### Exercise
Write out every line below that includes the word "amplitude".

### Records for this task
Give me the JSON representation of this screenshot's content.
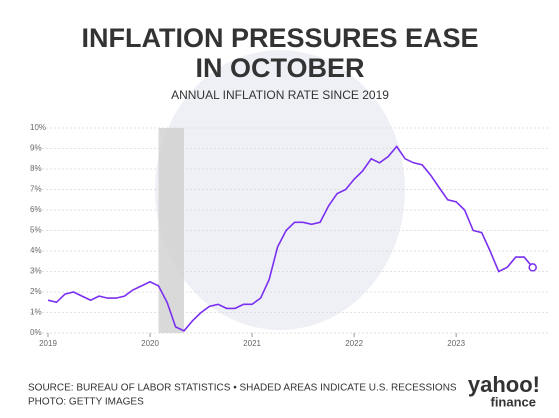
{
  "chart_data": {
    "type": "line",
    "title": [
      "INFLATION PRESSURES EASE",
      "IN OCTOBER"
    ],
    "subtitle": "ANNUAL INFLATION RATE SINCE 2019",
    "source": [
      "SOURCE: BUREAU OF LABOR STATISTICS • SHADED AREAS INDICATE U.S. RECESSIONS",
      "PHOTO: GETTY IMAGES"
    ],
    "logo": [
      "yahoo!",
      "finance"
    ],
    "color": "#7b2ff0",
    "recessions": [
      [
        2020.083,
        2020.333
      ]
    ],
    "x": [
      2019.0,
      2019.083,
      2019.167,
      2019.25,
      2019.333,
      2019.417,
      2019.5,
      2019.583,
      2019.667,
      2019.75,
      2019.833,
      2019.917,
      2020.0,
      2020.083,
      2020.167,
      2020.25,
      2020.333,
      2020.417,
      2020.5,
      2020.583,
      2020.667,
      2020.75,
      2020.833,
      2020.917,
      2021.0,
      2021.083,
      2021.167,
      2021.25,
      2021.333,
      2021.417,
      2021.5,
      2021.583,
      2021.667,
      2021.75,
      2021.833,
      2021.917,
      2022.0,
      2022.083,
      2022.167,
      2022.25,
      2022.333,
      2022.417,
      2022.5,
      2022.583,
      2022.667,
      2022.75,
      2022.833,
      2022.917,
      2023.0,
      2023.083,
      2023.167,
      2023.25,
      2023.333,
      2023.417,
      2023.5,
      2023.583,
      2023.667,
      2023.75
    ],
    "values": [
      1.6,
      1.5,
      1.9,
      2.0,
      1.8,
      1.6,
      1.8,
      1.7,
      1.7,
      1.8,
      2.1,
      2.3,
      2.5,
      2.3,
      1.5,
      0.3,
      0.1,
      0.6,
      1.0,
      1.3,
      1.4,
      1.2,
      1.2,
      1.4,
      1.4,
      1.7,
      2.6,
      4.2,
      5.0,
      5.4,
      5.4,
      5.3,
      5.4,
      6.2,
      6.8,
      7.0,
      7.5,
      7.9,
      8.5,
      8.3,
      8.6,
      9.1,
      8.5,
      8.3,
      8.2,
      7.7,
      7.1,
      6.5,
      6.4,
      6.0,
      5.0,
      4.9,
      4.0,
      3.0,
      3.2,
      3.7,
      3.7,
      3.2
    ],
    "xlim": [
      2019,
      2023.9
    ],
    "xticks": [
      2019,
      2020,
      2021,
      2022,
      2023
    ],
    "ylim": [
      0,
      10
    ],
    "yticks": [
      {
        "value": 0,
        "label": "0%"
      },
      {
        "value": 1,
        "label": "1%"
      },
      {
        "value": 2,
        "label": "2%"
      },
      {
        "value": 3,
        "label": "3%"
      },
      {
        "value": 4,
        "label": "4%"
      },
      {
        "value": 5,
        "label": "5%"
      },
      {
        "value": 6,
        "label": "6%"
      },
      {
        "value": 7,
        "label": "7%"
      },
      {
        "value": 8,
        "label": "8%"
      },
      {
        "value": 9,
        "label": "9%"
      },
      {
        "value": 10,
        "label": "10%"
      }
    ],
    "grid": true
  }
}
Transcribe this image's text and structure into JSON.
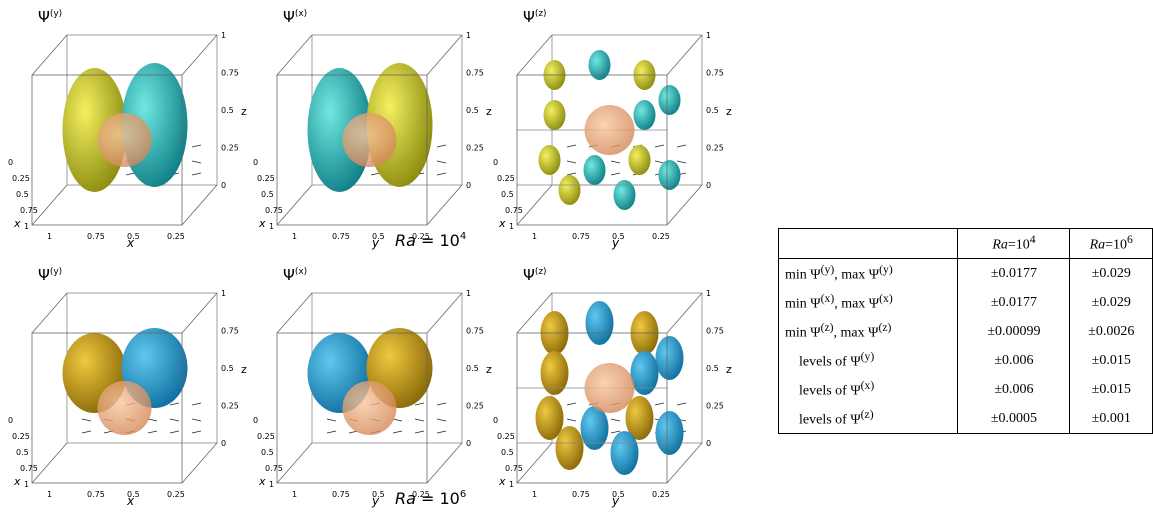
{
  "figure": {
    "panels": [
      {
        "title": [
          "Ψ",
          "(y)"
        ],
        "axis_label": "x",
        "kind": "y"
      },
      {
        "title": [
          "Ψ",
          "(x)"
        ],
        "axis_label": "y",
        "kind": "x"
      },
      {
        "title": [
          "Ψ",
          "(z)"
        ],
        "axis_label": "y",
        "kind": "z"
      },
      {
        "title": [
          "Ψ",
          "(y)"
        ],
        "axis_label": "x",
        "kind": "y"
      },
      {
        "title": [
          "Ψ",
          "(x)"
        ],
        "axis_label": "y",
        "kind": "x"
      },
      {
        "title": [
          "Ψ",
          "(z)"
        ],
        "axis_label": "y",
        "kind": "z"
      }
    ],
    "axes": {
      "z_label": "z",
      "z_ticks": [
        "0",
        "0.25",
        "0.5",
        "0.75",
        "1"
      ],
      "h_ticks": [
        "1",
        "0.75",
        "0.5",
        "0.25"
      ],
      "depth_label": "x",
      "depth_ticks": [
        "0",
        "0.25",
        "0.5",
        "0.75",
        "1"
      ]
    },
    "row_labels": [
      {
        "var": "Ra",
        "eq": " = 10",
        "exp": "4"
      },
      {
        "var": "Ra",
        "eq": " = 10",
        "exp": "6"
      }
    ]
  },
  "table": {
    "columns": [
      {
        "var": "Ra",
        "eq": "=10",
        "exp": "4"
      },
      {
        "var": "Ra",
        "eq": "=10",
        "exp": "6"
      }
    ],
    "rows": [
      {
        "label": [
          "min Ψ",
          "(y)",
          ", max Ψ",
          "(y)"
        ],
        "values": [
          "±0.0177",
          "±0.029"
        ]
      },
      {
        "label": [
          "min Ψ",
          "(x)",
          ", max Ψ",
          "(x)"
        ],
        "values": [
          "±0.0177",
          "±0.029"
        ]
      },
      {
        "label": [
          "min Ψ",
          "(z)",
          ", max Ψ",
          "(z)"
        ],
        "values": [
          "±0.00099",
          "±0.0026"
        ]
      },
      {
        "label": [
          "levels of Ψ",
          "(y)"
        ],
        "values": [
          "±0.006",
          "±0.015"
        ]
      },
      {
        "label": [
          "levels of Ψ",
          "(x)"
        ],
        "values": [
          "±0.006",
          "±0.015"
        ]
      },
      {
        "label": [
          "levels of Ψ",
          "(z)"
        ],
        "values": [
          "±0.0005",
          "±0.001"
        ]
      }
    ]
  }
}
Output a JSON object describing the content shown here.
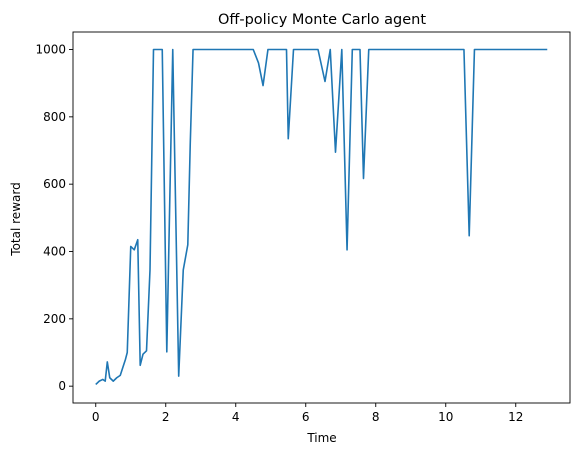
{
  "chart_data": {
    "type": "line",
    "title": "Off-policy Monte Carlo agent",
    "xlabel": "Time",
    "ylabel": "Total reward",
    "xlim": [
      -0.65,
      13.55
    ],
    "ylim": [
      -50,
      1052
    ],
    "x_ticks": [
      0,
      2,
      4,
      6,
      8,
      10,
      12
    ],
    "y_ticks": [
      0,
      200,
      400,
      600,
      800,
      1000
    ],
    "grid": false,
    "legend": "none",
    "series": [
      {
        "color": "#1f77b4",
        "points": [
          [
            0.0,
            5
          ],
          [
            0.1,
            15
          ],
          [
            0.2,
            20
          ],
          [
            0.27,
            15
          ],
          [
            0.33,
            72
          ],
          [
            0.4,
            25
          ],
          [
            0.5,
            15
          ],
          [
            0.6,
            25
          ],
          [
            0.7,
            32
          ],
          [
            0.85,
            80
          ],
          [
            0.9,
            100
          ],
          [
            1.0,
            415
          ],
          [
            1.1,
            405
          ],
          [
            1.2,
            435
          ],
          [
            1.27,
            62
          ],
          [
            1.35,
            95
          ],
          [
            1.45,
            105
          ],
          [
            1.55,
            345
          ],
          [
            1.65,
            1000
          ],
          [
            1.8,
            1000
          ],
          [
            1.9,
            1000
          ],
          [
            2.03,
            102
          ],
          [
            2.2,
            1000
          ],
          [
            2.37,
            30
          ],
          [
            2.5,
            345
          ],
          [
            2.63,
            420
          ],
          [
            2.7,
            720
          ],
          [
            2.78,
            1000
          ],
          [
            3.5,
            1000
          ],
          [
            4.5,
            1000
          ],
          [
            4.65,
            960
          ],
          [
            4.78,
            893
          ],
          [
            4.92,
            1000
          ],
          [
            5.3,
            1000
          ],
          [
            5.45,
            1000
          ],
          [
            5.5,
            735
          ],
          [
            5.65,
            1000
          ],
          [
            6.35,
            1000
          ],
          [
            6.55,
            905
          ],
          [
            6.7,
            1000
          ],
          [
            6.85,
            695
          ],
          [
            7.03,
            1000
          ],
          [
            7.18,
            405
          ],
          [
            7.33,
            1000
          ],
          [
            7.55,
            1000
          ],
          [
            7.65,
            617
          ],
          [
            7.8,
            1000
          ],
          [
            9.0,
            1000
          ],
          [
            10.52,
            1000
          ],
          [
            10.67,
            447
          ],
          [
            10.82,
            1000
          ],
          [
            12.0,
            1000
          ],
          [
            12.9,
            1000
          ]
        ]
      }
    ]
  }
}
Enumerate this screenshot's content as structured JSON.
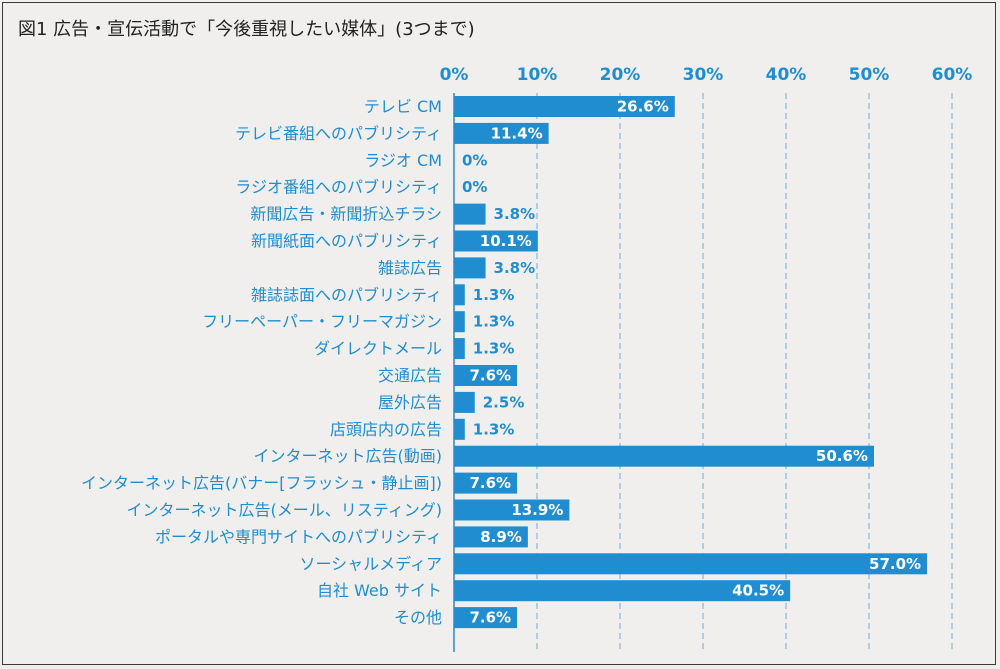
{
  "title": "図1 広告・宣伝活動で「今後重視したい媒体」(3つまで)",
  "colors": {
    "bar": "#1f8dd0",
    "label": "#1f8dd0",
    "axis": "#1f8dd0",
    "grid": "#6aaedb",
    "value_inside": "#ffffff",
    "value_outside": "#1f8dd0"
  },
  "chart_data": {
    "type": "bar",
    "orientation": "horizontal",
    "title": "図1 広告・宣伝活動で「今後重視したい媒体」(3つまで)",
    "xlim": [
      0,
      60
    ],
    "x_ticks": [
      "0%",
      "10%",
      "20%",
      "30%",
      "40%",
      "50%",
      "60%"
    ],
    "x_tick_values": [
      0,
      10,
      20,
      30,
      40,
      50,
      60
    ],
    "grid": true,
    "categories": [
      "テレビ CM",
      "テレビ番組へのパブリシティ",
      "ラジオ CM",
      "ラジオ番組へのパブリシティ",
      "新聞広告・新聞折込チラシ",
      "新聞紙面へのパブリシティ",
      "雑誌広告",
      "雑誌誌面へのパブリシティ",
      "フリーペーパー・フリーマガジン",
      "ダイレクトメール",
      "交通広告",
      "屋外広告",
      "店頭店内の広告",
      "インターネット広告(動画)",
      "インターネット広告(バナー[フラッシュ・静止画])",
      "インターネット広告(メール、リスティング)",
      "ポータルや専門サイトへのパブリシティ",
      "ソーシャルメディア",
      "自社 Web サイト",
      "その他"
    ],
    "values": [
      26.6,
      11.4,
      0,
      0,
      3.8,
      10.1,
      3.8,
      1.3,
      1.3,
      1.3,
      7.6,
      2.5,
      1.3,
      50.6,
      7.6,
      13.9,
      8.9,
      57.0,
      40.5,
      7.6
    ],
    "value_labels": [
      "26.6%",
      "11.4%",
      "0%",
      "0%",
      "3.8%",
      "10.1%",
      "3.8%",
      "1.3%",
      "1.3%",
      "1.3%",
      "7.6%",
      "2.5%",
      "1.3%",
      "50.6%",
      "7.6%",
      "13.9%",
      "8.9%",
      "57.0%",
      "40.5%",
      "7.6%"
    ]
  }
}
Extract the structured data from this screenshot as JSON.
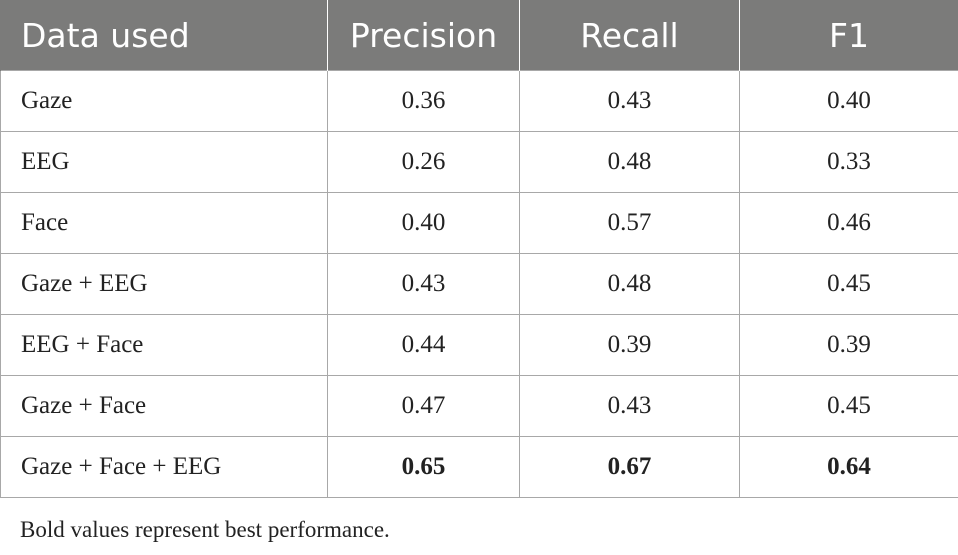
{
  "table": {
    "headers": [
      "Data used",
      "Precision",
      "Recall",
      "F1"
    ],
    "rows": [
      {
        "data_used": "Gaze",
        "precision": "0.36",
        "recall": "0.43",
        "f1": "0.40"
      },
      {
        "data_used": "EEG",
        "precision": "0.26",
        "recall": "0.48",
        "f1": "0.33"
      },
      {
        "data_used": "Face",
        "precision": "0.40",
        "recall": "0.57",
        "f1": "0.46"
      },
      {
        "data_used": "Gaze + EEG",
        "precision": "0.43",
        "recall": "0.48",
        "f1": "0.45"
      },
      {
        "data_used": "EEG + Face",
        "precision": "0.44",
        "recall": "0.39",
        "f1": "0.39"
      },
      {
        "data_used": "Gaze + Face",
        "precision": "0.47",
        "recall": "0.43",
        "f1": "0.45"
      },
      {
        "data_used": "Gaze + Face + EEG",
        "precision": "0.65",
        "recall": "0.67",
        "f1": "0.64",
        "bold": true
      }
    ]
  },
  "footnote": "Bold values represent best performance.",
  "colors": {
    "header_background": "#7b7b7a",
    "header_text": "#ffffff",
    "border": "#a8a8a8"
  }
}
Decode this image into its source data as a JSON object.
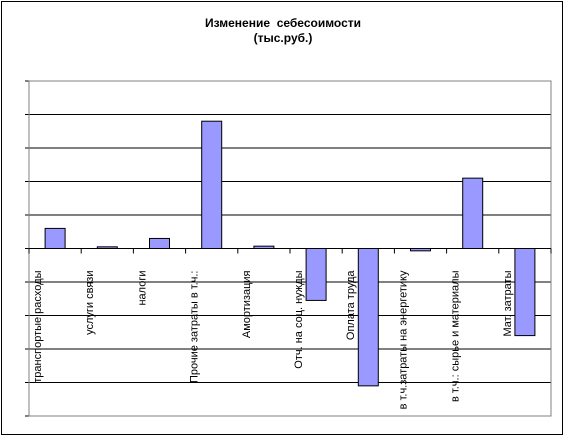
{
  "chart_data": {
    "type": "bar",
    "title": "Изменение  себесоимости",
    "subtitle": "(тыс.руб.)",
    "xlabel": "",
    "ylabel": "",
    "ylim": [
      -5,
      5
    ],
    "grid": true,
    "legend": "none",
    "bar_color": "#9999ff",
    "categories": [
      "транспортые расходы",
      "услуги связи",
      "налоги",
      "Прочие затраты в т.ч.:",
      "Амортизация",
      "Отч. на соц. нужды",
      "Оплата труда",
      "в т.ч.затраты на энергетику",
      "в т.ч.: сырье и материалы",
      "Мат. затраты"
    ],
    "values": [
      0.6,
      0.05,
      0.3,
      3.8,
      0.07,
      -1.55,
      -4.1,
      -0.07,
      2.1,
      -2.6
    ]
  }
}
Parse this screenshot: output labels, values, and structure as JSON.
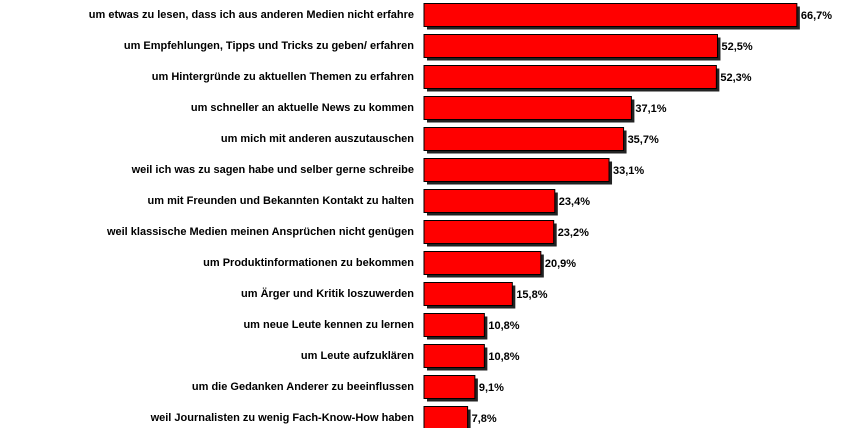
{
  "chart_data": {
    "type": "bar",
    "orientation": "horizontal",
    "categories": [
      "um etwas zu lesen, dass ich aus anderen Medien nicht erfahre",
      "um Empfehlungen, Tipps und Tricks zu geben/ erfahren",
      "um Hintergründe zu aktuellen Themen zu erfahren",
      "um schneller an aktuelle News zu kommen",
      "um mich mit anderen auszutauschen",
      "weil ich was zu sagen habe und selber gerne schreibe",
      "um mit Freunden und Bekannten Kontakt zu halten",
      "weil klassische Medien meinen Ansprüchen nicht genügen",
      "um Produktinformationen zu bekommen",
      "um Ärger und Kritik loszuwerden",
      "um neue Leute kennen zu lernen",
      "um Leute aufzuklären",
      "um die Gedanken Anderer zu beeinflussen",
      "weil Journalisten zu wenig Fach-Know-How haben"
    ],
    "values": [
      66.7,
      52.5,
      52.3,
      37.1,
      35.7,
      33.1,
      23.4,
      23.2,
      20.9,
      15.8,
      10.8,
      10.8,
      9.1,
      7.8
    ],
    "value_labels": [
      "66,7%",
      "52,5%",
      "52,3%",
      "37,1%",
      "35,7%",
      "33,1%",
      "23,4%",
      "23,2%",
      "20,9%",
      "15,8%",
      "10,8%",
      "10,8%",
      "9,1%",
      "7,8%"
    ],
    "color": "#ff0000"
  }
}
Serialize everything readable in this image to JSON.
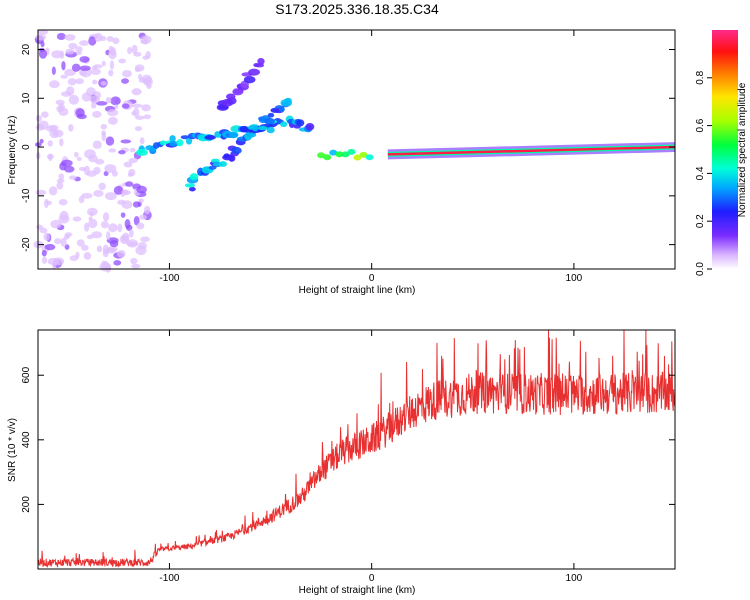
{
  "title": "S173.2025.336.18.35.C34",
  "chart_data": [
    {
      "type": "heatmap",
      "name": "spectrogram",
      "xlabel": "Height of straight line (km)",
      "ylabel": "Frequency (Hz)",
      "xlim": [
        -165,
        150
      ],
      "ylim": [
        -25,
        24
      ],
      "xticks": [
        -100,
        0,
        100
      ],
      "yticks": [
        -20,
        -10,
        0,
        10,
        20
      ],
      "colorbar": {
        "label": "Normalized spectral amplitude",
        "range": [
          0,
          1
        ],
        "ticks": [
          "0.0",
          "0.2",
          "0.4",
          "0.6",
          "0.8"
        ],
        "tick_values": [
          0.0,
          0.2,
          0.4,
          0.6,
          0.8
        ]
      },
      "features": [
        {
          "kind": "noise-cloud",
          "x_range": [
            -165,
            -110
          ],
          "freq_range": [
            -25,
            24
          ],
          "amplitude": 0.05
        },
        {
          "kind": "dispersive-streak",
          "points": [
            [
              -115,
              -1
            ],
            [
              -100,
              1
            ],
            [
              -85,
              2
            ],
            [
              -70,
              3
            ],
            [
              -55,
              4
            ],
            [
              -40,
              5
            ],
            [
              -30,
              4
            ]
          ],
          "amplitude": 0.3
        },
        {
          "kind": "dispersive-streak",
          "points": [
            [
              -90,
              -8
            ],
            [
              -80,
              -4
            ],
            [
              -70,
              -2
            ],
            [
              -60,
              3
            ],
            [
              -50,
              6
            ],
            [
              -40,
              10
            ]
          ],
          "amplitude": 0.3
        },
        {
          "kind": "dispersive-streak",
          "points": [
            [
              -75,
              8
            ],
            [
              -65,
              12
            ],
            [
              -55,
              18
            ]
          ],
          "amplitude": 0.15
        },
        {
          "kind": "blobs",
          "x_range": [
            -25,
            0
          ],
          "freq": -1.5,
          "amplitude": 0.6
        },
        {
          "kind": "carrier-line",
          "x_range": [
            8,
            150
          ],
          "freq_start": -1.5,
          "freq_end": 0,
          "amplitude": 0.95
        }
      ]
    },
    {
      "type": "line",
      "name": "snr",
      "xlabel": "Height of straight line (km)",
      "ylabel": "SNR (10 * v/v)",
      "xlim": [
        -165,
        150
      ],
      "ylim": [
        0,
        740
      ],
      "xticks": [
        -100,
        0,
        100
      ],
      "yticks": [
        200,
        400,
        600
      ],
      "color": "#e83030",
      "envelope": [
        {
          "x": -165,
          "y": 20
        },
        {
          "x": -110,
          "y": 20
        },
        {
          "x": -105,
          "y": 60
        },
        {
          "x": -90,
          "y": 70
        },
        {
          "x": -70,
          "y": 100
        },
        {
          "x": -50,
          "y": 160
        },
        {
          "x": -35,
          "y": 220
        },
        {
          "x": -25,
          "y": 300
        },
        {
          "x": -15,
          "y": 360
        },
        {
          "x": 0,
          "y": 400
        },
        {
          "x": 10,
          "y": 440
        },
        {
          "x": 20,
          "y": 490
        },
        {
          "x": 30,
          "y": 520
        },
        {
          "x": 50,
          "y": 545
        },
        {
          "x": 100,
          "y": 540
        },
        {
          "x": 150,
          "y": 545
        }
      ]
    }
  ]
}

### Answer to the problem
        "label": "Normalized spectral amplitude",
          "amplitude": 0.05
          "amplitude": 0.3
          "amplitude": 0.3
          "amplitude": 0.15
          "amplitude": 0.6
          "amplitude": 0.95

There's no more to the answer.